**What to do**
Each entry below should be reproduced character for character.
________________
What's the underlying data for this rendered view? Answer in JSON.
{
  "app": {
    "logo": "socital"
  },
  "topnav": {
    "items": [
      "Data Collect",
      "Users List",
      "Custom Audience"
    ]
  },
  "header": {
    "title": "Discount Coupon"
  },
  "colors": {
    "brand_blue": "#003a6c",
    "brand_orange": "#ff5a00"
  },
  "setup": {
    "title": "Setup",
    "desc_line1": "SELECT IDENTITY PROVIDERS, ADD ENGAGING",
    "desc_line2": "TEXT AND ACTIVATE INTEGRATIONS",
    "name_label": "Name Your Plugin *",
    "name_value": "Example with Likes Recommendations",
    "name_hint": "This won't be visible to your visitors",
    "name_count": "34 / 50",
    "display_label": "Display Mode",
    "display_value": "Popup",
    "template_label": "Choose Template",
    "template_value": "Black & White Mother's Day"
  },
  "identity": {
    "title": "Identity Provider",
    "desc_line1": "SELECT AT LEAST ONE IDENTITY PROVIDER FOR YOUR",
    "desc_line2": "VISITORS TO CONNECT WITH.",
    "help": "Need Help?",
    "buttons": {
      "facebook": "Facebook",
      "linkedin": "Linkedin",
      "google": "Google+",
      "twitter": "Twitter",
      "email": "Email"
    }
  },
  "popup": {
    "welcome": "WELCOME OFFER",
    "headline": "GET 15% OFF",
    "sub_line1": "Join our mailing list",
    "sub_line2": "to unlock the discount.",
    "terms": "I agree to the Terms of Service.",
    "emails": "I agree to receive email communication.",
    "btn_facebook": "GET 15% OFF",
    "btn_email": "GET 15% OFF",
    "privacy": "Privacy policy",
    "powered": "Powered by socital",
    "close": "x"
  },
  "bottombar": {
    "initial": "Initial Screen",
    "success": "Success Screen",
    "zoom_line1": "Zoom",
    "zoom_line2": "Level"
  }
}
________________
**Written solution**
What's the underlying data for this rendered view? Answer in JSON.
{
  "app": {
    "logo": "socital"
  },
  "topnav": {
    "items": [
      "Data Collect",
      "Users List",
      "Custom Audience"
    ]
  },
  "header": {
    "title": "Discount Coupon"
  },
  "colors": {
    "brand_blue": "#003a6c",
    "brand_orange": "#ff5a00"
  },
  "setup": {
    "title": "Setup",
    "desc_line1": "SELECT IDENTITY PROVIDERS, ADD ENGAGING",
    "desc_line2": "TEXT AND ACTIVATE INTEGRATIONS",
    "name_label": "Name Your Plugin *",
    "name_value": "Example with Likes Recommendations",
    "name_hint": "This won't be visible to your visitors",
    "name_count": "34 / 50",
    "display_label": "Display Mode",
    "display_value": "Popup",
    "template_label": "Choose Template",
    "template_value": "Black & White Mother's Day"
  },
  "identity": {
    "title": "Identity Provider",
    "desc_line1": "SELECT AT LEAST ONE IDENTITY PROVIDER FOR YOUR",
    "desc_line2": "VISITORS TO CONNECT WITH.",
    "help": "Need Help?",
    "buttons": {
      "facebook": "Facebook",
      "linkedin": "Linkedin",
      "google": "Google+",
      "twitter": "Twitter",
      "email": "Email"
    }
  },
  "popup": {
    "welcome": "WELCOME OFFER",
    "headline": "GET 15% OFF",
    "sub_line1": "Join our mailing list",
    "sub_line2": "to unlock the discount.",
    "terms": "I agree to the Terms of Service.",
    "emails": "I agree to receive email communication.",
    "btn_facebook": "GET 15% OFF",
    "btn_email": "GET 15% OFF",
    "privacy": "Privacy policy",
    "powered": "Powered by socital",
    "close": "x"
  },
  "bottombar": {
    "initial": "Initial Screen",
    "success": "Success Screen",
    "zoom_line1": "Zoom",
    "zoom_line2": "Level"
  }
}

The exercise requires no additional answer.